-- Start Input material --

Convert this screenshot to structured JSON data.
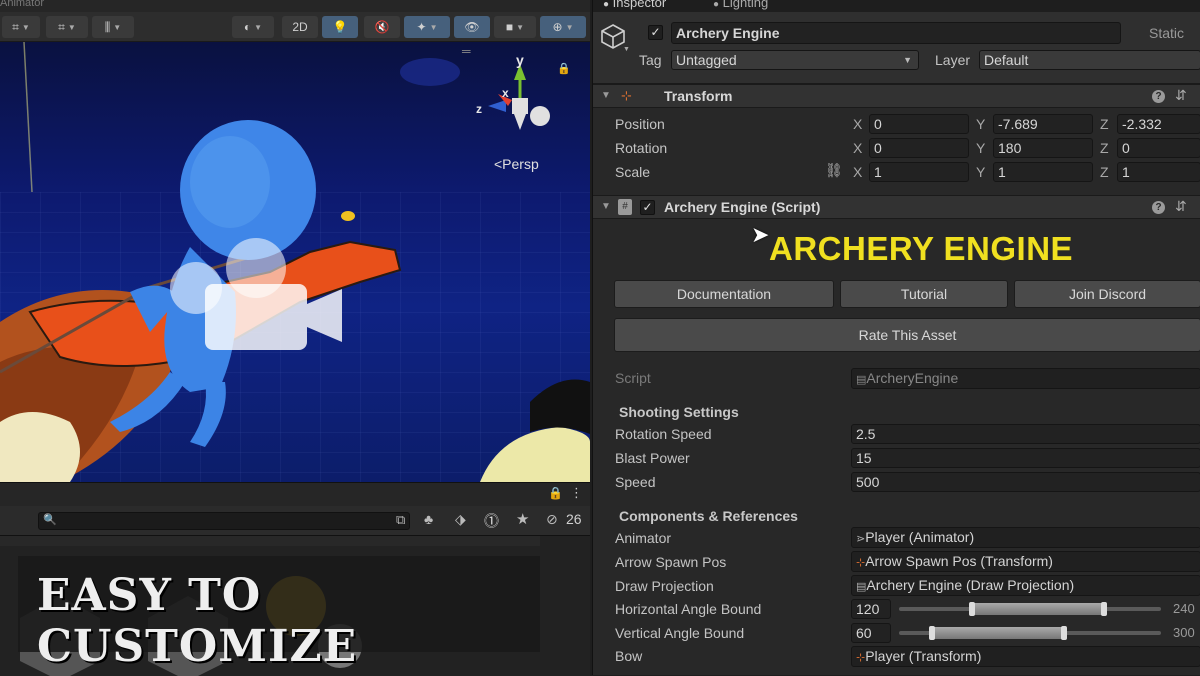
{
  "scene": {
    "tab_title": "Animator",
    "toolbar": {
      "btn_2d": "2D"
    },
    "persp_label": "<Persp",
    "gizmo_axes": {
      "x": "x",
      "y": "y",
      "z": "z"
    },
    "bottom": {
      "hidden_count": "26"
    }
  },
  "banner": {
    "text": "EASY TO CUSTOMIZE"
  },
  "inspector": {
    "tabs": {
      "inspector": "Inspector",
      "lighting": "Lighting"
    },
    "object": {
      "name": "Archery Engine",
      "static_label": "Static",
      "tag_label": "Tag",
      "tag_value": "Untagged",
      "layer_label": "Layer",
      "layer_value": "Default"
    },
    "transform": {
      "title": "Transform",
      "position": {
        "label": "Position",
        "x": "0",
        "y": "-7.689",
        "z": "-2.332"
      },
      "rotation": {
        "label": "Rotation",
        "x": "0",
        "y": "180",
        "z": "0"
      },
      "scale": {
        "label": "Scale",
        "x": "1",
        "y": "1",
        "z": "1"
      }
    },
    "script_component": {
      "title": "Archery Engine (Script)",
      "heading": "ARCHERY ENGINE",
      "buttons": {
        "documentation": "Documentation",
        "tutorial": "Tutorial",
        "discord": "Join Discord",
        "rate": "Rate This Asset"
      },
      "script_label": "Script",
      "script_value": "ArcheryEngine",
      "shooting_header": "Shooting Settings",
      "rotation_speed": {
        "label": "Rotation Speed",
        "value": "2.5"
      },
      "blast_power": {
        "label": "Blast Power",
        "value": "15"
      },
      "speed": {
        "label": "Speed",
        "value": "500"
      },
      "components_header": "Components & References",
      "animator": {
        "label": "Animator",
        "value": "Player (Animator)"
      },
      "arrow_spawn": {
        "label": "Arrow Spawn Pos",
        "value": "Arrow Spawn Pos (Transform)"
      },
      "draw_projection": {
        "label": "Draw Projection",
        "value": "Archery Engine (Draw Projection)"
      },
      "h_angle": {
        "label": "Horizontal Angle Bound",
        "value": "120",
        "max": "240"
      },
      "v_angle": {
        "label": "Vertical Angle Bound",
        "value": "60",
        "max": "300"
      },
      "bow": {
        "label": "Bow",
        "value": "Player (Transform)"
      }
    }
  },
  "colors": {
    "accent_yellow": "#f0e020",
    "toolbar_active": "#46607c",
    "sky": "#0f2384"
  },
  "icons": [
    "grid-icon",
    "snap-icon",
    "shading-icon",
    "light-icon",
    "audio-icon",
    "effects-icon",
    "visibility-icon",
    "camera-icon",
    "gizmo-icon",
    "lock-icon",
    "menu-icon",
    "search-icon",
    "cube-icon",
    "transform-icon",
    "script-icon",
    "help-icon",
    "settings-icon",
    "link-icon",
    "animator-icon",
    "transform-small-icon",
    "script-small-icon"
  ]
}
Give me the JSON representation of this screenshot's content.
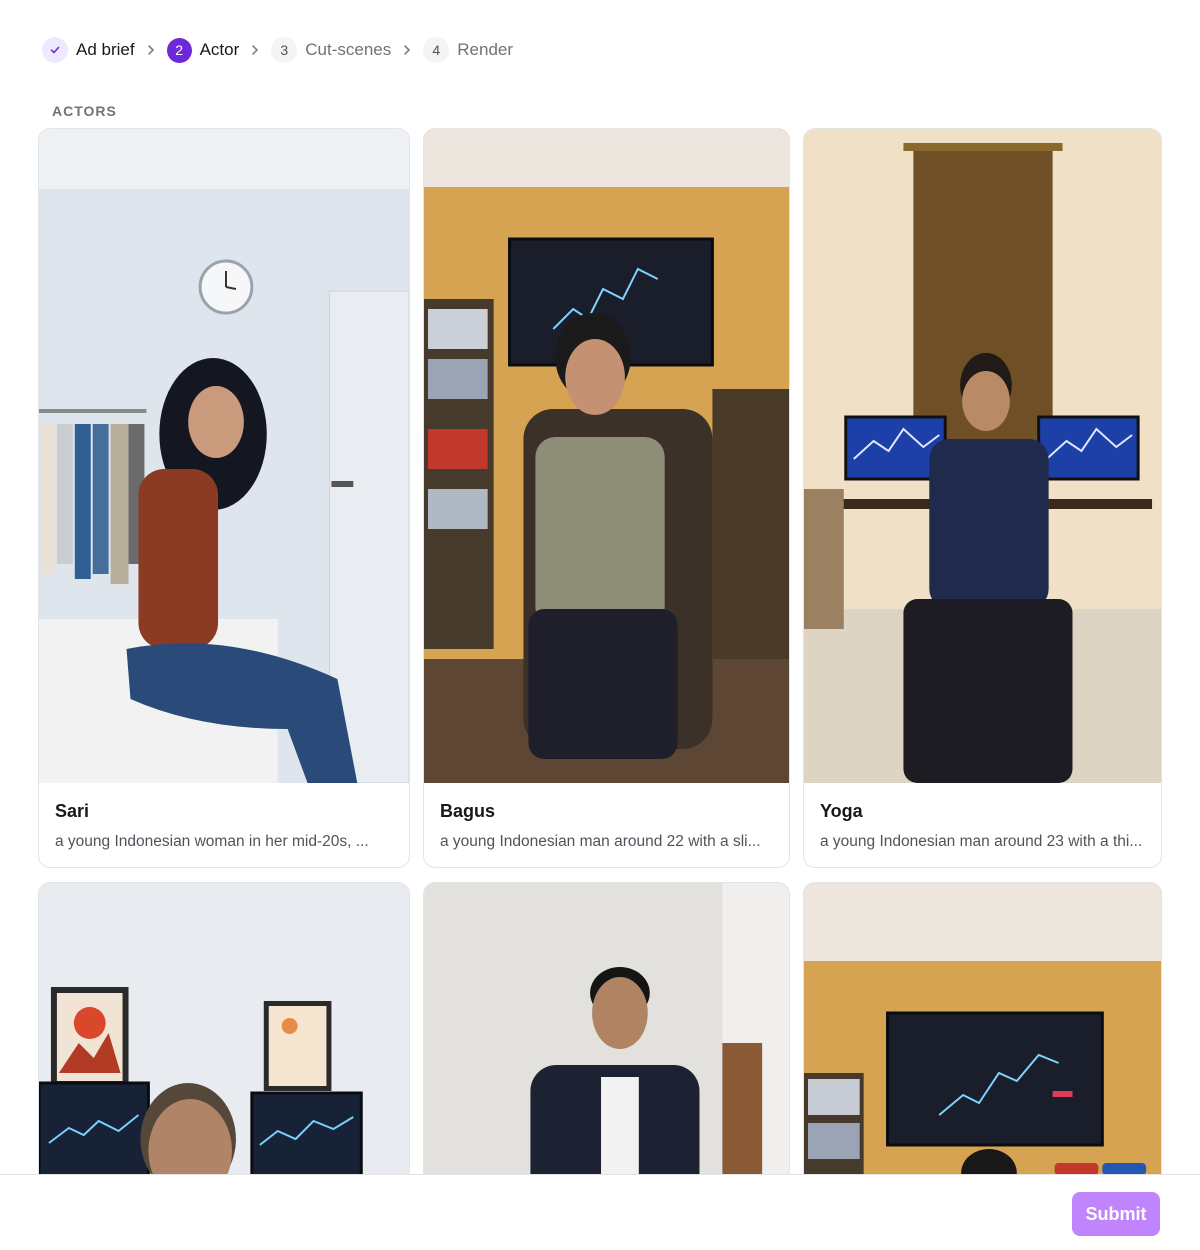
{
  "stepper": {
    "steps": [
      {
        "number": "1",
        "label": "Ad brief",
        "state": "done"
      },
      {
        "number": "2",
        "label": "Actor",
        "state": "active"
      },
      {
        "number": "3",
        "label": "Cut-scenes",
        "state": "pending"
      },
      {
        "number": "4",
        "label": "Render",
        "state": "pending"
      }
    ]
  },
  "section": {
    "label": "ACTORS"
  },
  "actors": [
    {
      "name": "Sari",
      "description": "a young Indonesian woman in her mid-20s, ..."
    },
    {
      "name": "Bagus",
      "description": "a young Indonesian man around 22 with a sli..."
    },
    {
      "name": "Yoga",
      "description": "a young Indonesian man around 23 with a thi..."
    },
    {
      "name": "",
      "description": ""
    },
    {
      "name": "",
      "description": ""
    },
    {
      "name": "",
      "description": ""
    }
  ],
  "footer": {
    "submit_label": "Submit"
  },
  "colors": {
    "accent": "#6d28d9",
    "accent_light": "#ede9fe",
    "submit_bg": "#c084fc"
  }
}
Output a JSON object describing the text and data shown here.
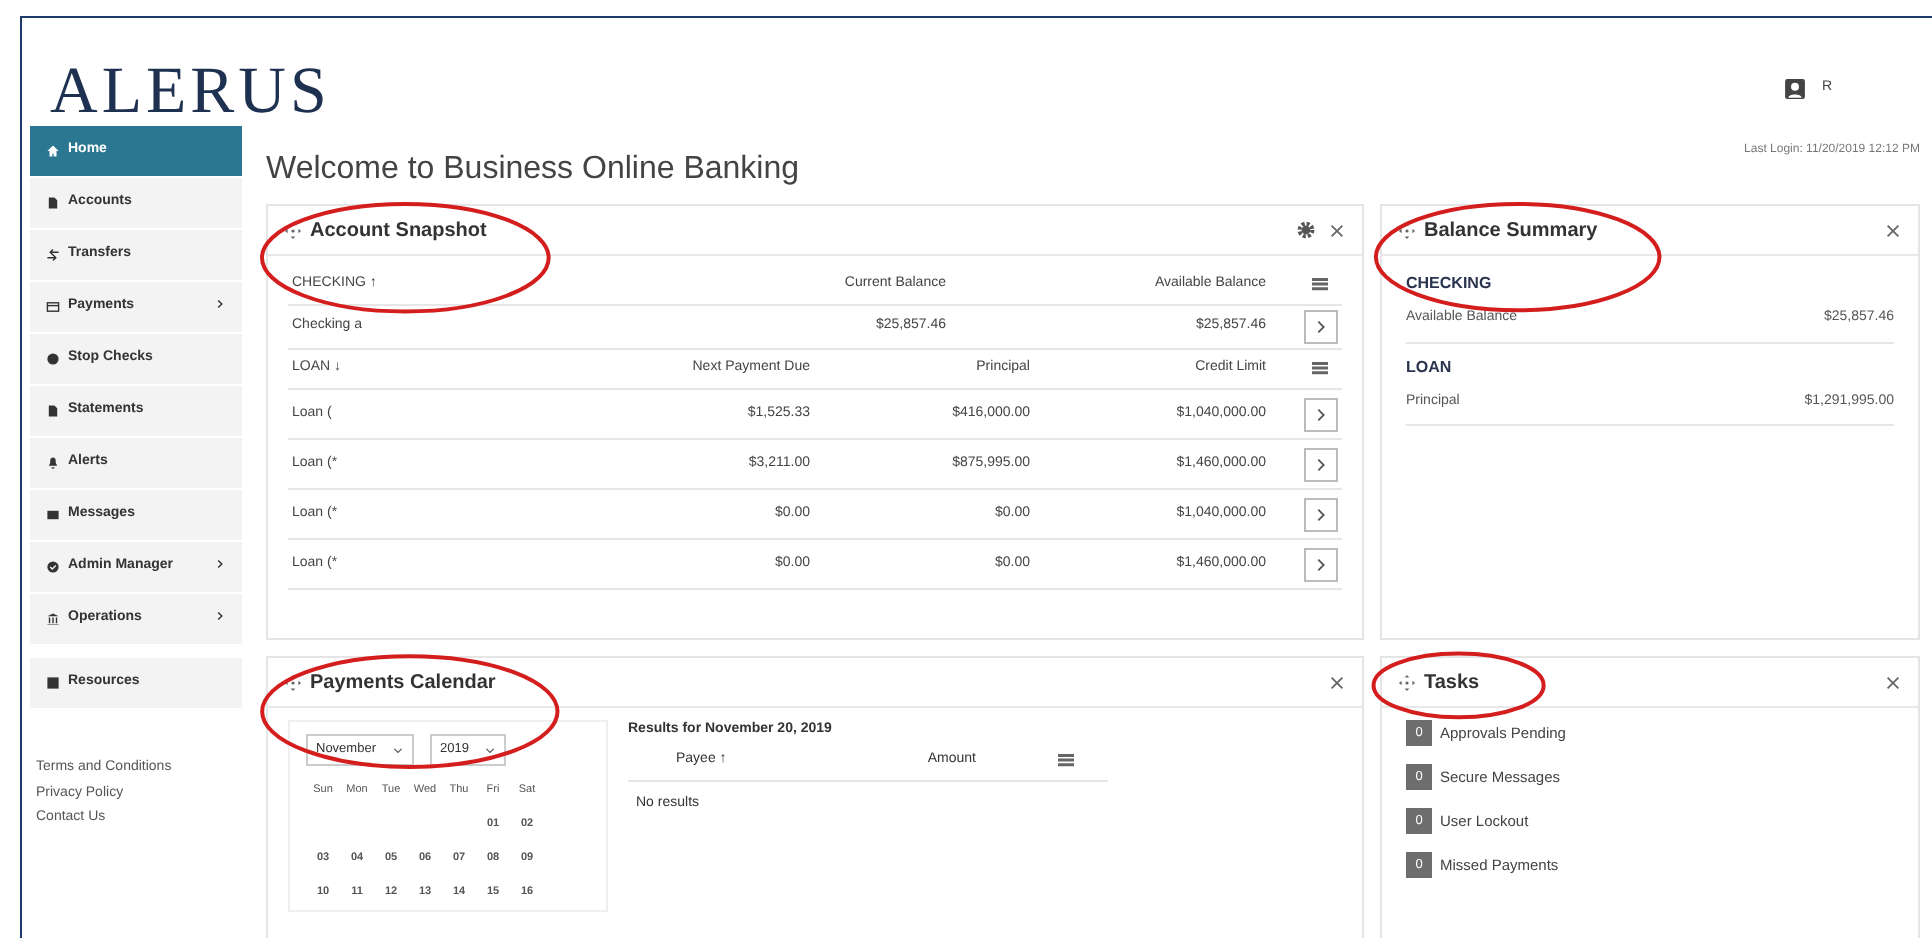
{
  "logo": "ALERUS",
  "header": {
    "user_initial": "R"
  },
  "sidebar": {
    "items": [
      {
        "label": "Home",
        "selected": true,
        "expandable": false
      },
      {
        "label": "Accounts",
        "selected": false,
        "expandable": false
      },
      {
        "label": "Transfers",
        "selected": false,
        "expandable": false
      },
      {
        "label": "Payments",
        "selected": false,
        "expandable": true
      },
      {
        "label": "Stop Checks",
        "selected": false,
        "expandable": false
      },
      {
        "label": "Statements",
        "selected": false,
        "expandable": false
      },
      {
        "label": "Alerts",
        "selected": false,
        "expandable": false
      },
      {
        "label": "Messages",
        "selected": false,
        "expandable": false
      },
      {
        "label": "Admin Manager",
        "selected": false,
        "expandable": true
      },
      {
        "label": "Operations",
        "selected": false,
        "expandable": true
      },
      {
        "label": "Resources",
        "selected": false,
        "expandable": false
      }
    ],
    "links": [
      "Terms and Conditions",
      "Privacy Policy",
      "Contact Us"
    ]
  },
  "page": {
    "title": "Welcome to Business Online Banking",
    "last_login": "Last Login: 11/20/2019 12:12 PM"
  },
  "account_snapshot": {
    "title": "Account Snapshot",
    "circled": true,
    "checking": {
      "columns": [
        "CHECKING ↑",
        "Current Balance",
        "Available Balance"
      ],
      "rows": [
        [
          "Checking a",
          "$25,857.46",
          "$25,857.46"
        ]
      ]
    },
    "loan": {
      "columns": [
        "LOAN ↓",
        "Next Payment Due",
        "Principal",
        "Credit Limit"
      ],
      "rows": [
        [
          "Loan (",
          "$1,525.33",
          "$416,000.00",
          "$1,040,000.00"
        ],
        [
          "Loan (*",
          "$3,211.00",
          "$875,995.00",
          "$1,460,000.00"
        ],
        [
          "Loan (*",
          "$0.00",
          "$0.00",
          "$1,040,000.00"
        ],
        [
          "Loan (*",
          "$0.00",
          "$0.00",
          "$1,460,000.00"
        ]
      ]
    }
  },
  "balance_summary": {
    "title": "Balance Summary",
    "circled": true,
    "groups": [
      {
        "heading": "CHECKING",
        "label": "Available Balance",
        "value": "$25,857.46"
      },
      {
        "heading": "LOAN",
        "label": "Principal",
        "value": "$1,291,995.00"
      }
    ]
  },
  "payments_calendar": {
    "title": "Payments Calendar",
    "circled": true,
    "month": "November",
    "year": "2019",
    "weekdays": [
      "Sun",
      "Mon",
      "Tue",
      "Wed",
      "Thu",
      "Fri",
      "Sat"
    ],
    "weeks": [
      [
        "01",
        "02"
      ],
      [
        "03",
        "04",
        "05",
        "06",
        "07",
        "08",
        "09"
      ],
      [
        "10",
        "11",
        "12",
        "13",
        "14",
        "15",
        "16"
      ]
    ],
    "results_title": "Results for November 20, 2019",
    "columns": [
      "Payee ↑",
      "Amount"
    ],
    "empty": "No results"
  },
  "tasks": {
    "title": "Tasks",
    "circled": true,
    "items": [
      {
        "count": "0",
        "label": "Approvals Pending"
      },
      {
        "count": "0",
        "label": "Secure Messages"
      },
      {
        "count": "0",
        "label": "User Lockout"
      },
      {
        "count": "0",
        "label": "Missed Payments"
      }
    ]
  }
}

-- End Input material --

**Exercise goal**
Collect each line of the entries that has the word "Player", copying it in full.

**Answer to the exercise**
        "value": "Player (Animator)"
        "value": "Player (Transform)"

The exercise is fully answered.